**Source passage:**
§ §

# August  2013 - Photo of the Month Nomination Thread



## Overread

This competition runs each month; during the month members are able to nominate others photos (in this thread) for candidates for Photo of the Month. At the end of each month a poll is made and members then vote from the selection to find out who is the Photographer of the Month. 


 I'm also glad to say that we also have a range of prizes, offered up by the site admin. Winners of Photo of the Month will get:
 Featured on the Front page of the site for the duration of the next month.
 Free membership of the forums for 12 months. 
 And $25!
 Entry into Photo of the Year 2013

 RULES:

 1) You may nominate up to THREE photos, no more.

 2) You may not nominate your own photographs, only those of others.

 3) Please include the name of the photo and the name of the photographer, in addition post a direct link to the thread where the photo was originally posted.

 4) You may nominate any photo posted during the month of August 2013 in the galleries. Photo must have been taken by the poster.

 5) If someone else has already nominated a photo, please do not nominate it again. It makes it very confusing when it's time to make the voting thread. If a photo is nominated twice, your post may be edited or deleted.

 6) The same person can only receive the POTM prize for winning, twice in a 6 month period. This person can still win POTM, but the not the prize repeatedly, though they will still get front page display.

 7) Once you've nominated a photo, please do leave a link to the nomination thread (ie this thread) and a mention that the photo has been nominated in the original thread that the photo came from. Those who's photos are nominated will like to know that they are in the competition. 

 How to nominate: Just right click the picture you'd like to nominate..... go to 'properties' and paste the location into the image icon on this thread as follows:







 Then just add the name of the photographer, the title of the photo they gave it (if given, or thread title name) and then a link to the thread where it was posted.



 So don't hold back, nominate your 3 choices for the month 


 Also, whilst we are all for chatter in this thread; if you want to leave compliments please do either follow the link or click the little arrows in a quote to go through to the original thread and share your compliments there (where the original photographer of the photo can see them).

§ §

**Material supplied:**
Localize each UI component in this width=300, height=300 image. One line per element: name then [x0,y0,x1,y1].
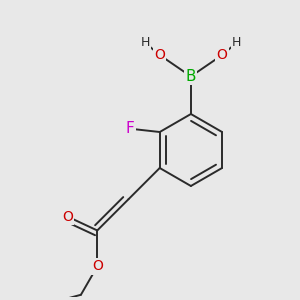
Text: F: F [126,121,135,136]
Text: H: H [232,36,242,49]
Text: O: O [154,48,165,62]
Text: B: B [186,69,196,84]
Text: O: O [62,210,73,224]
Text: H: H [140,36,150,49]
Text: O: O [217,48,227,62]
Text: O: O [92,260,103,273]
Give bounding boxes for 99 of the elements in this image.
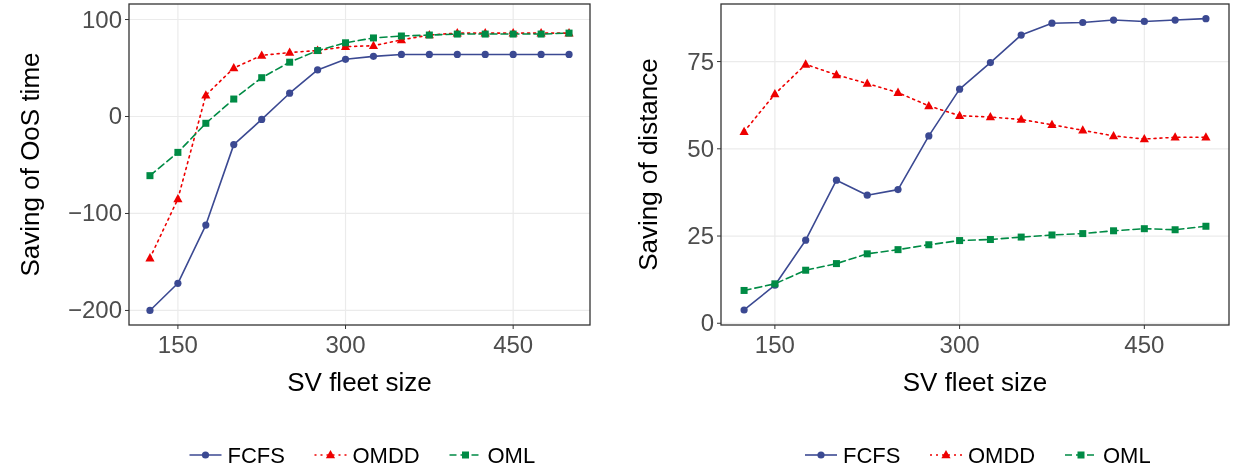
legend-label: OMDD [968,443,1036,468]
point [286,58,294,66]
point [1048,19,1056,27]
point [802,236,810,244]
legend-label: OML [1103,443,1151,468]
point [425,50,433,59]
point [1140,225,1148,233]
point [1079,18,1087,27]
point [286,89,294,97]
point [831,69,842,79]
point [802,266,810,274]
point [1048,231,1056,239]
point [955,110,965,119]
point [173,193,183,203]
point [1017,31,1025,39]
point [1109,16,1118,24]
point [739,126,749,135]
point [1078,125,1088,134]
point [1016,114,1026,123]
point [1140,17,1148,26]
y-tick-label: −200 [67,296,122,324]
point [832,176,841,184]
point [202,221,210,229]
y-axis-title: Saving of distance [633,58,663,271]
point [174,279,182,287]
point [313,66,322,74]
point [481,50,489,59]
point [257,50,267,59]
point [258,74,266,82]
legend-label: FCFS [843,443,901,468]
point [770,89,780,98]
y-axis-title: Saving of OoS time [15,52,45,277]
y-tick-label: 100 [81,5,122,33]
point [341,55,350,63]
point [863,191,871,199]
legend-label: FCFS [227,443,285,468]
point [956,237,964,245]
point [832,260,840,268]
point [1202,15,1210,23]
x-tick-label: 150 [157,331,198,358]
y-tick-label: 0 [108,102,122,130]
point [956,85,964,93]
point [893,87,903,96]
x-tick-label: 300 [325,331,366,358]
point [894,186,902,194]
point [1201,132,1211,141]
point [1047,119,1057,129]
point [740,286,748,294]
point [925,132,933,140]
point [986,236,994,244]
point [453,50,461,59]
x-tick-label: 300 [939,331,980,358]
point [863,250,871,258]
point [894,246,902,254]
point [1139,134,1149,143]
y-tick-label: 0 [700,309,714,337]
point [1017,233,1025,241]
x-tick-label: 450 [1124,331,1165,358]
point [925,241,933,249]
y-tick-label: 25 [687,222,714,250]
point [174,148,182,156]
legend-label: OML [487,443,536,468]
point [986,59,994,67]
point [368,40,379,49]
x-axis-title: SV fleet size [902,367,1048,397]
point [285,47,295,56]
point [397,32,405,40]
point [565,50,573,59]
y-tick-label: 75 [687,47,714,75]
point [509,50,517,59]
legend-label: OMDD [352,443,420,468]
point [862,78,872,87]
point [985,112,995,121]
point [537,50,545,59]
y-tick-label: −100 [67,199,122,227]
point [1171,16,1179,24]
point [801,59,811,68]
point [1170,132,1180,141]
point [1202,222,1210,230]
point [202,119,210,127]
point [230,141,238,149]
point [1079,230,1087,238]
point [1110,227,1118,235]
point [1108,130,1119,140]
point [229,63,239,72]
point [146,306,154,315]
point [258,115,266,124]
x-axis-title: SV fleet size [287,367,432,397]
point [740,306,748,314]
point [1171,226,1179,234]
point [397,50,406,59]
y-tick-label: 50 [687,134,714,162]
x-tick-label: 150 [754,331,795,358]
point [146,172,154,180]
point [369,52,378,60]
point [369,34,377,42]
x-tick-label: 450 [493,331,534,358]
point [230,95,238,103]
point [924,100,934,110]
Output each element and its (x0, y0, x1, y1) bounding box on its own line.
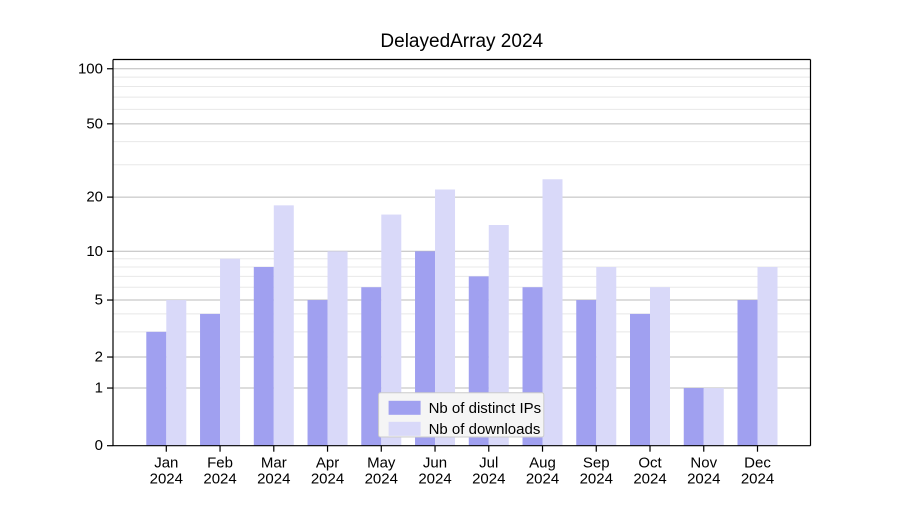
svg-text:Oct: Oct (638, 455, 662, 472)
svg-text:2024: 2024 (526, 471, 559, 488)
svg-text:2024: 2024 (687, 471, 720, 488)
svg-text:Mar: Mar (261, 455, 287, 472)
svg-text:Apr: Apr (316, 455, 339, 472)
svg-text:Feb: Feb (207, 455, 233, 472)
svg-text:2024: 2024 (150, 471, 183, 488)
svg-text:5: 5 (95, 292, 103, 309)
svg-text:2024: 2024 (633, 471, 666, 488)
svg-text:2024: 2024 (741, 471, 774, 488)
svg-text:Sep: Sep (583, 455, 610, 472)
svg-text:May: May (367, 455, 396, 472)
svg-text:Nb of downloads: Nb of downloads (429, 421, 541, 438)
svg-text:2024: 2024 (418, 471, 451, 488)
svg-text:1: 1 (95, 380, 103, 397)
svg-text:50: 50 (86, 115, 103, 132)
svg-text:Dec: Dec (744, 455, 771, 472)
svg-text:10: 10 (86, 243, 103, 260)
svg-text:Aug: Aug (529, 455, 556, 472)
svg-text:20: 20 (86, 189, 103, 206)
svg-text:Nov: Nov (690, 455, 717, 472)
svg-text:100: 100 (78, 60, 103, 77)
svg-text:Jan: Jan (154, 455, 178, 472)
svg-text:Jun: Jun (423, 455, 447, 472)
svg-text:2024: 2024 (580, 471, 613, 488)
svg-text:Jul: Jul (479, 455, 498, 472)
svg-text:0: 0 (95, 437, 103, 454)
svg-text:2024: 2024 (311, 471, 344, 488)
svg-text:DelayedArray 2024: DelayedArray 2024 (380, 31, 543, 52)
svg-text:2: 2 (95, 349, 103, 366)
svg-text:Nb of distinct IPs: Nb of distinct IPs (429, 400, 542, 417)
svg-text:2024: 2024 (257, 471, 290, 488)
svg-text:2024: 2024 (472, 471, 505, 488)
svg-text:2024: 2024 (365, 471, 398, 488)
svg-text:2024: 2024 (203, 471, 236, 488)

§ §

**Written request:** Render this sentence from the nomination thread in Spanish: "You may not nominate your own photographs, only those of others." Work only from the nomination thread, not from the entries.

**Solution for this exercise:** No puede nominar sus propias fotografías, solo las de otros.